Leave out the pictures and repeat everything else in the records exactly.

=====

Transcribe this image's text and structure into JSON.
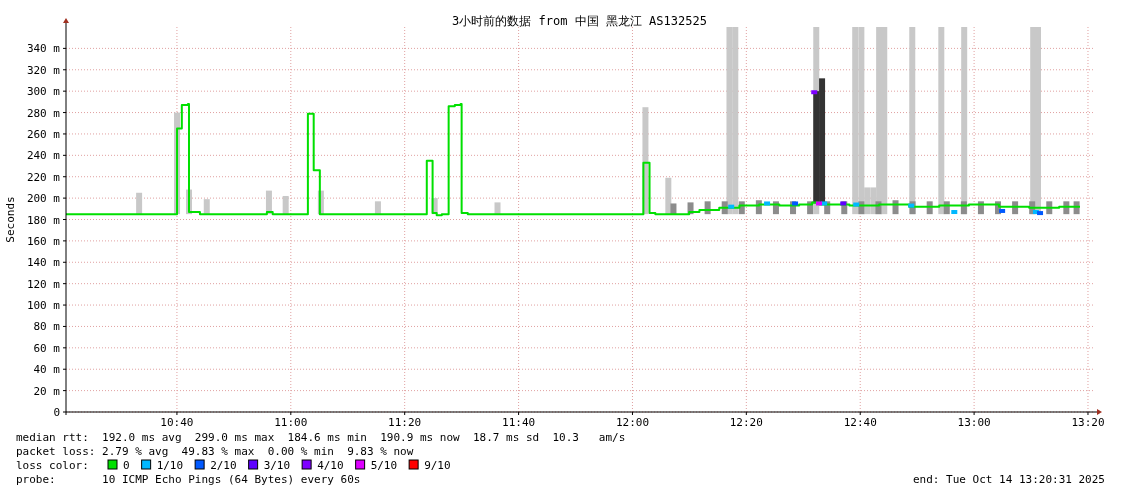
{
  "chart_data": {
    "type": "step",
    "title": "3小时前的数据 from 中国 黑龙江 AS132525",
    "ylabel": "Seconds",
    "legend_title": "loss color:",
    "legend": "bottom",
    "grid": true,
    "xlim": [
      10.342,
      13.348
    ],
    "ylim": [
      0,
      360
    ],
    "xticks": [
      {
        "value": 10.6667,
        "label": "10:40"
      },
      {
        "value": 11.0,
        "label": "11:00"
      },
      {
        "value": 11.3333,
        "label": "11:20"
      },
      {
        "value": 11.6667,
        "label": "11:40"
      },
      {
        "value": 12.0,
        "label": "12:00"
      },
      {
        "value": 12.3333,
        "label": "12:20"
      },
      {
        "value": 12.6667,
        "label": "12:40"
      },
      {
        "value": 13.0,
        "label": "13:00"
      },
      {
        "value": 13.3333,
        "label": "13:20"
      }
    ],
    "yticks": [
      0,
      {
        "value": 20,
        "label": "20 m"
      },
      {
        "value": 40,
        "label": "40 m"
      },
      {
        "value": 60,
        "label": "60 m"
      },
      {
        "value": 80,
        "label": "80 m"
      },
      {
        "value": 100,
        "label": "100 m"
      },
      {
        "value": 120,
        "label": "120 m"
      },
      {
        "value": 140,
        "label": "140 m"
      },
      {
        "value": 160,
        "label": "160 m"
      },
      {
        "value": 180,
        "label": "180 m"
      },
      {
        "value": 200,
        "label": "200 m"
      },
      {
        "value": 220,
        "label": "220 m"
      },
      {
        "value": 240,
        "label": "240 m"
      },
      {
        "value": 260,
        "label": "260 m"
      },
      {
        "value": 280,
        "label": "280 m"
      },
      {
        "value": 300,
        "label": "300 m"
      },
      {
        "value": 320,
        "label": "320 m"
      },
      {
        "value": 340,
        "label": "340 m"
      }
    ],
    "series": [
      {
        "type": "bar",
        "color": "#c8c8c8",
        "x": [
          10.556,
          10.667,
          10.702,
          10.754,
          10.936,
          10.985,
          11.088,
          11.255,
          11.421,
          11.605,
          12.038,
          12.105,
          12.284,
          12.301,
          12.538,
          12.652,
          12.67,
          12.687,
          12.705,
          12.722,
          12.737,
          12.819,
          12.904,
          12.971,
          13.173,
          13.187
        ],
        "base": [
          185,
          185,
          185,
          185,
          185,
          185,
          185,
          185,
          185,
          185,
          185,
          185,
          185,
          185,
          185,
          185,
          185,
          185,
          185,
          185,
          185,
          185,
          185,
          185,
          185,
          185
        ],
        "values": [
          20,
          95,
          23,
          14,
          22,
          17,
          22,
          12,
          15,
          11,
          100,
          34,
          175,
          175,
          175,
          175,
          175,
          25,
          25,
          175,
          175,
          175,
          175,
          175,
          175,
          175
        ]
      },
      {
        "type": "bar",
        "color": "#8c8c8c",
        "x": [
          12.12,
          12.17,
          12.22,
          12.27,
          12.32,
          12.37,
          12.42,
          12.47,
          12.52,
          12.57,
          12.62,
          12.67,
          12.72,
          12.77,
          12.82,
          12.87,
          12.92,
          12.97,
          13.02,
          13.07,
          13.12,
          13.17,
          13.22,
          13.27,
          13.3
        ],
        "base": [
          185,
          185,
          185,
          185,
          185,
          185,
          185,
          185,
          185,
          185,
          185,
          185,
          185,
          185,
          185,
          185,
          185,
          185,
          185,
          185,
          185,
          185,
          185,
          185,
          185
        ],
        "values": [
          10,
          11,
          12,
          12,
          12,
          13,
          12,
          12,
          12,
          12,
          12,
          12,
          12,
          13,
          12,
          12,
          12,
          12,
          12,
          12,
          12,
          12,
          12,
          12,
          12
        ]
      },
      {
        "type": "bar",
        "color": "#333333",
        "x": [
          12.538,
          12.555
        ],
        "base": [
          195,
          195
        ],
        "values": [
          105,
          117
        ]
      },
      {
        "name": "0",
        "color": "#00e000",
        "x": [
          10.342,
          10.442,
          10.588,
          10.664,
          10.667,
          10.681,
          10.699,
          10.702,
          10.734,
          10.927,
          10.93,
          10.944,
          10.947,
          11.047,
          11.05,
          11.064,
          11.067,
          11.082,
          11.085,
          11.395,
          11.398,
          11.412,
          11.415,
          11.427,
          11.442,
          11.459,
          11.462,
          11.48,
          11.497,
          11.5,
          11.518,
          11.757,
          12.029,
          12.032,
          12.047,
          12.05,
          12.067,
          12.137,
          12.166,
          12.196,
          12.254,
          12.313,
          12.371,
          12.43,
          12.488,
          12.526,
          12.547,
          12.635,
          12.722,
          12.81,
          12.898,
          12.985,
          13.073,
          13.161,
          13.249,
          13.31
        ],
        "values": [
          185,
          185,
          185,
          185,
          265,
          287,
          288,
          187,
          185,
          185,
          187,
          187,
          185,
          185,
          279,
          279,
          226,
          226,
          185,
          185,
          235,
          235,
          186,
          184,
          185,
          185,
          286,
          287,
          288,
          186,
          185,
          185,
          185,
          233,
          233,
          186,
          185,
          185,
          187,
          189,
          191,
          193,
          194,
          193,
          194,
          196,
          194,
          193,
          194,
          192,
          193,
          194,
          192,
          191,
          192,
          192
        ]
      },
      {
        "name": "1/10",
        "type": "scatter",
        "color": "#00b8ff",
        "x": [
          12.289,
          12.394,
          12.561,
          12.655,
          12.816,
          12.942,
          13.181
        ],
        "values": [
          192,
          195,
          195,
          194,
          193,
          187,
          187
        ]
      },
      {
        "name": "2/10",
        "type": "scatter",
        "color": "#0059ff",
        "x": [
          12.476,
          13.082,
          13.193
        ],
        "values": [
          195,
          188,
          186
        ]
      },
      {
        "name": "3/10",
        "type": "scatter",
        "color": "#5e00ff",
        "x": [
          12.617
        ],
        "values": [
          195
        ]
      },
      {
        "name": "4/10",
        "type": "scatter",
        "color": "#7e00ff",
        "x": [
          12.532
        ],
        "values": [
          299
        ]
      },
      {
        "name": "5/10",
        "type": "scatter",
        "color": "#dd00ff",
        "x": [
          12.546
        ],
        "values": [
          195
        ]
      },
      {
        "name": "9/10",
        "type": "scatter",
        "color": "#ff0000"
      }
    ],
    "annotations": [
      "median rtt:  192.0 ms avg  299.0 ms max  184.6 ms min  190.9 ms now  18.7 ms sd  10.3   am/s",
      "packet loss: 2.79 % avg  49.83 % max  0.00 % min  9.83 % now",
      "probe:       10 ICMP Echo Pings (64 Bytes) every 60s",
      "end: Tue Oct 14 13:20:31 2025"
    ]
  }
}
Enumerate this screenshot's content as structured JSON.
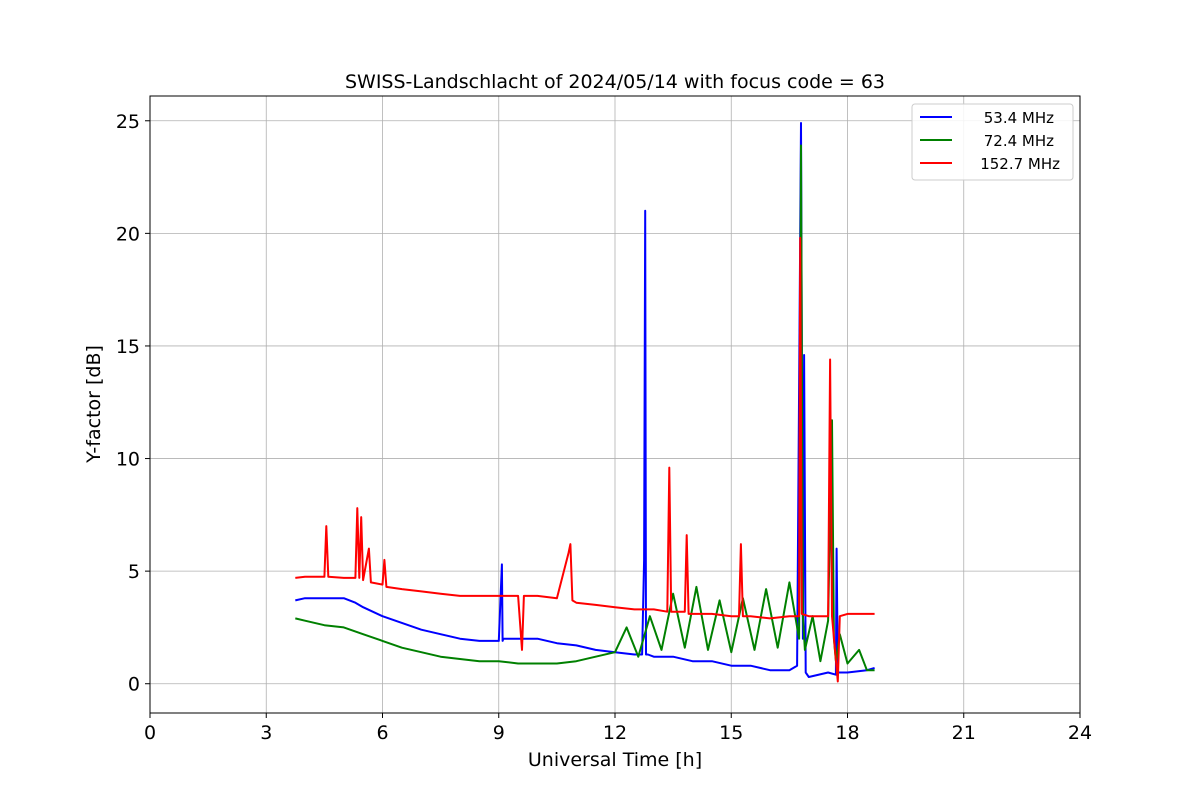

=====

Response for this exercise:
Transcribe this image's text and structure into JSON.
{
  "chart_data": {
    "type": "step",
    "title": "3小时前的数据 from 中国 黑龙江 AS132525",
    "ylabel": "Seconds",
    "legend_title": "loss color:",
    "legend": "bottom",
    "grid": true,
    "xlim": [
      10.342,
      13.348
    ],
    "ylim": [
      0,
      360
    ],
    "xticks": [
      {
        "value": 10.6667,
        "label": "10:40"
      },
      {
        "value": 11.0,
        "label": "11:00"
      },
      {
        "value": 11.3333,
        "label": "11:20"
      },
      {
        "value": 11.6667,
        "label": "11:40"
      },
      {
        "value": 12.0,
        "label": "12:00"
      },
      {
        "value": 12.3333,
        "label": "12:20"
      },
      {
        "value": 12.6667,
        "label": "12:40"
      },
      {
        "value": 13.0,
        "label": "13:00"
      },
      {
        "value": 13.3333,
        "label": "13:20"
      }
    ],
    "yticks": [
      0,
      {
        "value": 20,
        "label": "20 m"
      },
      {
        "value": 40,
        "label": "40 m"
      },
      {
        "value": 60,
        "label": "60 m"
      },
      {
        "value": 80,
        "label": "80 m"
      },
      {
        "value": 100,
        "label": "100 m"
      },
      {
        "value": 120,
        "label": "120 m"
      },
      {
        "value": 140,
        "label": "140 m"
      },
      {
        "value": 160,
        "label": "160 m"
      },
      {
        "value": 180,
        "label": "180 m"
      },
      {
        "value": 200,
        "label": "200 m"
      },
      {
        "value": 220,
        "label": "220 m"
      },
      {
        "value": 240,
        "label": "240 m"
      },
      {
        "value": 260,
        "label": "260 m"
      },
      {
        "value": 280,
        "label": "280 m"
      },
      {
        "value": 300,
        "label": "300 m"
      },
      {
        "value": 320,
        "label": "320 m"
      },
      {
        "value": 340,
        "label": "340 m"
      }
    ],
    "series": [
      {
        "type": "bar",
        "color": "#c8c8c8",
        "x": [
          10.556,
          10.667,
          10.702,
          10.754,
          10.936,
          10.985,
          11.088,
          11.255,
          11.421,
          11.605,
          12.038,
          12.105,
          12.284,
          12.301,
          12.538,
          12.652,
          12.67,
          12.687,
          12.705,
          12.722,
          12.737,
          12.819,
          12.904,
          12.971,
          13.173,
          13.187
        ],
        "base": [
          185,
          185,
          185,
          185,
          185,
          185,
          185,
          185,
          185,
          185,
          185,
          185,
          185,
          185,
          185,
          185,
          185,
          185,
          185,
          185,
          185,
          185,
          185,
          185,
          185,
          185
        ],
        "values": [
          20,
          95,
          23,
          14,
          22,
          17,
          22,
          12,
          15,
          11,
          100,
          34,
          175,
          175,
          175,
          175,
          175,
          25,
          25,
          175,
          175,
          175,
          175,
          175,
          175,
          175
        ]
      },
      {
        "type": "bar",
        "color": "#8c8c8c",
        "x": [
          12.12,
          12.17,
          12.22,
          12.27,
          12.32,
          12.37,
          12.42,
          12.47,
          12.52,
          12.57,
          12.62,
          12.67,
          12.72,
          12.77,
          12.82,
          12.87,
          12.92,
          12.97,
          13.02,
          13.07,
          13.12,
          13.17,
          13.22,
          13.27,
          13.3
        ],
        "base": [
          185,
          185,
          185,
          185,
          185,
          185,
          185,
          185,
          185,
          185,
          185,
          185,
          185,
          185,
          185,
          185,
          185,
          185,
          185,
          185,
          185,
          185,
          185,
          185,
          185
        ],
        "values": [
          10,
          11,
          12,
          12,
          12,
          13,
          12,
          12,
          12,
          12,
          12,
          12,
          12,
          13,
          12,
          12,
          12,
          12,
          12,
          12,
          12,
          12,
          12,
          12,
          12
        ]
      },
      {
        "type": "bar",
        "color": "#333333",
        "x": [
          12.538,
          12.555
        ],
        "base": [
          195,
          195
        ],
        "values": [
          105,
          117
        ]
      },
      {
        "name": "0",
        "color": "#00e000",
        "x": [
          10.342,
          10.442,
          10.588,
          10.664,
          10.667,
          10.681,
          10.699,
          10.702,
          10.734,
          10.927,
          10.93,
          10.944,
          10.947,
          11.047,
          11.05,
          11.064,
          11.067,
          11.082,
          11.085,
          11.395,
          11.398,
          11.412,
          11.415,
          11.427,
          11.442,
          11.459,
          11.462,
          11.48,
          11.497,
          11.5,
          11.518,
          11.757,
          12.029,
          12.032,
          12.047,
          12.05,
          12.067,
          12.137,
          12.166,
          12.196,
          12.254,
          12.313,
          12.371,
          12.43,
          12.488,
          12.526,
          12.547,
          12.635,
          12.722,
          12.81,
          12.898,
          12.985,
          13.073,
          13.161,
          13.249,
          13.31
        ],
        "values": [
          185,
          185,
          185,
          185,
          265,
          287,
          288,
          187,
          185,
          185,
          187,
          187,
          185,
          185,
          279,
          279,
          226,
          226,
          185,
          185,
          235,
          235,
          186,
          184,
          185,
          185,
          286,
          287,
          288,
          186,
          185,
          185,
          185,
          233,
          233,
          186,
          185,
          185,
          187,
          189,
          191,
          193,
          194,
          193,
          194,
          196,
          194,
          193,
          194,
          192,
          193,
          194,
          192,
          191,
          192,
          192
        ]
      },
      {
        "name": "1/10",
        "type": "scatter",
        "color": "#00b8ff",
        "x": [
          12.289,
          12.394,
          12.561,
          12.655,
          12.816,
          12.942,
          13.181
        ],
        "values": [
          192,
          195,
          195,
          194,
          193,
          187,
          187
        ]
      },
      {
        "name": "2/10",
        "type": "scatter",
        "color": "#0059ff",
        "x": [
          12.476,
          13.082,
          13.193
        ],
        "values": [
          195,
          188,
          186
        ]
      },
      {
        "name": "3/10",
        "type": "scatter",
        "color": "#5e00ff",
        "x": [
          12.617
        ],
        "values": [
          195
        ]
      },
      {
        "name": "4/10",
        "type": "scatter",
        "color": "#7e00ff",
        "x": [
          12.532
        ],
        "values": [
          299
        ]
      },
      {
        "name": "5/10",
        "type": "scatter",
        "color": "#dd00ff",
        "x": [
          12.546
        ],
        "values": [
          195
        ]
      },
      {
        "name": "9/10",
        "type": "scatter",
        "color": "#ff0000"
      }
    ],
    "annotations": [
      "median rtt:  192.0 ms avg  299.0 ms max  184.6 ms min  190.9 ms now  18.7 ms sd  10.3   am/s",
      "packet loss: 2.79 % avg  49.83 % max  0.00 % min  9.83 % now",
      "probe:       10 ICMP Echo Pings (64 Bytes) every 60s",
      "end: Tue Oct 14 13:20:31 2025"
    ]
  }
}
Enumerate this screenshot's content as structured JSON.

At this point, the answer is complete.